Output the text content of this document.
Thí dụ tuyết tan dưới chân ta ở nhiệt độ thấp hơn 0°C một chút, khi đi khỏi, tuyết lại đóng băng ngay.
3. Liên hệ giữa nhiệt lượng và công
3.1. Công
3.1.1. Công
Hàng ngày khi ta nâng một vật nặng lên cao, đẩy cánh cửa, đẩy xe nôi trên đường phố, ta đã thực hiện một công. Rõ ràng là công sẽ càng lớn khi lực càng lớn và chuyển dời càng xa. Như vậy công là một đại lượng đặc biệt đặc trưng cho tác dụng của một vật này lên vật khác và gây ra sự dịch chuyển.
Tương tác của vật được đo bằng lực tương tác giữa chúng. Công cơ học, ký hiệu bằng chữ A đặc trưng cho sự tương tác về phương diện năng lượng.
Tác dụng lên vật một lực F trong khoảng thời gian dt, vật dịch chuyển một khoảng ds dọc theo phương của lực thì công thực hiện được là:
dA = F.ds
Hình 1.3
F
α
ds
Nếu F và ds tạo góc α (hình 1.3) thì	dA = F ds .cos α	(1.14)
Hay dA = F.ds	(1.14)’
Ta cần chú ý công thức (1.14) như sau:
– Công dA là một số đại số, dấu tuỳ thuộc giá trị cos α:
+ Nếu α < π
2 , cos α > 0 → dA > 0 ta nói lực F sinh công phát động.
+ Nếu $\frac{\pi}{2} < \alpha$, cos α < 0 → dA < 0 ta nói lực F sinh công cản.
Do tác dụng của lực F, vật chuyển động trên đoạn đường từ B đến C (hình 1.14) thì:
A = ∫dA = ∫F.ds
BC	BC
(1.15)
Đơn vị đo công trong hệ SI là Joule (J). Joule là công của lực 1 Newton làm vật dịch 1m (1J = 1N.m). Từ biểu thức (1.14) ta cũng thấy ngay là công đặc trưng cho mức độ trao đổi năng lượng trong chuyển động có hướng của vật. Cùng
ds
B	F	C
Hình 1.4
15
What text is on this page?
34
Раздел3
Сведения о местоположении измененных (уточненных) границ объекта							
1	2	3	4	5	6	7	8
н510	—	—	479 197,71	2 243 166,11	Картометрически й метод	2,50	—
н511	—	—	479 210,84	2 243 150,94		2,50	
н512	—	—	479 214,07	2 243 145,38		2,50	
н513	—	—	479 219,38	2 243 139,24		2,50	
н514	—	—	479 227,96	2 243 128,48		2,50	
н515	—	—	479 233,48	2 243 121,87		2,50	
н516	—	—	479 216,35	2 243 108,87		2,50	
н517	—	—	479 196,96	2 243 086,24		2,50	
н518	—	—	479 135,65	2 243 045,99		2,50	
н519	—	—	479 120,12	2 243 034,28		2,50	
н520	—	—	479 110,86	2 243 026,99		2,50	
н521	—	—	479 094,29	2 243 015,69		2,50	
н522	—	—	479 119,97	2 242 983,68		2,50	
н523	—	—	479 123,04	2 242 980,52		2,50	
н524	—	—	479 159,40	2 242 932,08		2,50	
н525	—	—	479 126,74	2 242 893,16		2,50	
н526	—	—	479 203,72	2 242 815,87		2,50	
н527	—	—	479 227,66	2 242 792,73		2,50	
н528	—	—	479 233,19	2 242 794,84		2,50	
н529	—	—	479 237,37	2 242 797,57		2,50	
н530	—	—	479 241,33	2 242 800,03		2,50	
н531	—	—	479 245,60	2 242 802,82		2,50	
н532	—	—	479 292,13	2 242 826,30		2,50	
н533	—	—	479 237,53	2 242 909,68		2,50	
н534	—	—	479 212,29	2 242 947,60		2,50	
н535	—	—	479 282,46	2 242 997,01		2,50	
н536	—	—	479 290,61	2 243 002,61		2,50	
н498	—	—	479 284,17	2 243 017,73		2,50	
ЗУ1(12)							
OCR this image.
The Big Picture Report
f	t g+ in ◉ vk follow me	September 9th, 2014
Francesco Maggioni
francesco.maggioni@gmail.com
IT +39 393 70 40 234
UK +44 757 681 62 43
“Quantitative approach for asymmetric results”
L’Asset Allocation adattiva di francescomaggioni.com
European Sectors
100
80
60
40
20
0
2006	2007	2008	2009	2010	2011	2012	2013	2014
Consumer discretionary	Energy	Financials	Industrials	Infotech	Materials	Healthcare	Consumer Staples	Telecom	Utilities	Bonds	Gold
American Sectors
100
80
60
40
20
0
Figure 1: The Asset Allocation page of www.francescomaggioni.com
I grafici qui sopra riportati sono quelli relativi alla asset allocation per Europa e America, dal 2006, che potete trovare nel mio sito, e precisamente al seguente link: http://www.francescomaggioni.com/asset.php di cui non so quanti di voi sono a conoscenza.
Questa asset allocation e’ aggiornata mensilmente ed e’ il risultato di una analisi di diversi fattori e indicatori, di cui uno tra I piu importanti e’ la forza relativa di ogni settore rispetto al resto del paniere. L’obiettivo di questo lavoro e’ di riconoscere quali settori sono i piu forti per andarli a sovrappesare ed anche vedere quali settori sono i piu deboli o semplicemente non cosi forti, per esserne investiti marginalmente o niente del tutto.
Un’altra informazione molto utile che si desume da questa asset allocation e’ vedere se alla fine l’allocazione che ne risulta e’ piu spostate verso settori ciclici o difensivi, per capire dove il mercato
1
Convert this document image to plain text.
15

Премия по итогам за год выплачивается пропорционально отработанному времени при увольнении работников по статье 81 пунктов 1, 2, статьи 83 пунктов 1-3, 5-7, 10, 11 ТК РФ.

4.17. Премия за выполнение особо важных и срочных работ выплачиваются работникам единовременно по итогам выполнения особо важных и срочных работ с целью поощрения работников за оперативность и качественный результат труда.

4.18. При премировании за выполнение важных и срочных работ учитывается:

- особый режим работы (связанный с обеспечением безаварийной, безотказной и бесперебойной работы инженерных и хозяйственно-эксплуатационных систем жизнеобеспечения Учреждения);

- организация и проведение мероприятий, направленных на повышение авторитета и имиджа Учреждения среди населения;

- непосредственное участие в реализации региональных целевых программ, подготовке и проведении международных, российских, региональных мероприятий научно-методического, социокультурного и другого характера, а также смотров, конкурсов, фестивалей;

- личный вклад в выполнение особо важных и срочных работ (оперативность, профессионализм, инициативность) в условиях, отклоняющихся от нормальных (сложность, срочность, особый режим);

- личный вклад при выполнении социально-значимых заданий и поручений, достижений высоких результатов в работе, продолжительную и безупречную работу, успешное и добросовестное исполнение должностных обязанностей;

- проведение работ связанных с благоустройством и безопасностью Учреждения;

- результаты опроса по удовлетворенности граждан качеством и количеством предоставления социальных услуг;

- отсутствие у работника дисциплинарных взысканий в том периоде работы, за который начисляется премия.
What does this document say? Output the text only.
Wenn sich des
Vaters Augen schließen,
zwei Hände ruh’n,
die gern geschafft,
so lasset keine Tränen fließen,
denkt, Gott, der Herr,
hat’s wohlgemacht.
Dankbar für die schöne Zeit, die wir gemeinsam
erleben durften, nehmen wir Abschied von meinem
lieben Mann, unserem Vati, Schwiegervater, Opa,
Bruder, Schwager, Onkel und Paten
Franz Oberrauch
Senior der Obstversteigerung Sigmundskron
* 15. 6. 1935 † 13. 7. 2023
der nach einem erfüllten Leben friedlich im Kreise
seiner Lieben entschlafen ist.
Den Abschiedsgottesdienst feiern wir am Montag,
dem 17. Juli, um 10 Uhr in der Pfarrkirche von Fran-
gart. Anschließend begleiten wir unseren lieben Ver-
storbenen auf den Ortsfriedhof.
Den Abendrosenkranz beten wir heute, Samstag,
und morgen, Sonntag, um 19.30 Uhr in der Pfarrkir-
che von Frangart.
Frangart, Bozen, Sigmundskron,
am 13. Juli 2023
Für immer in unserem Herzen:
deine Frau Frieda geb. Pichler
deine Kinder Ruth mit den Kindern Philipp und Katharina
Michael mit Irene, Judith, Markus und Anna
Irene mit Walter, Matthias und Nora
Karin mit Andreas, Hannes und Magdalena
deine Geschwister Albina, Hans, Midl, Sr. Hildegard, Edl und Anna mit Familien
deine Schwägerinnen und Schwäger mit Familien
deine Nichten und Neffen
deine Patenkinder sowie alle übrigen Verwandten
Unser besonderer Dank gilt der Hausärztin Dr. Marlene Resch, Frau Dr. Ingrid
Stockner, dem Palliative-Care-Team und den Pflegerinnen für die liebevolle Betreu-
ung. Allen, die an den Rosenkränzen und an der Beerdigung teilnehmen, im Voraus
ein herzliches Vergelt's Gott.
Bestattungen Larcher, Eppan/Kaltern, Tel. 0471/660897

#### Required task:
Find each line holding the string "What" and copy it out.

#### Written answer:
What text is on this page?
What does this document say? Output the text only.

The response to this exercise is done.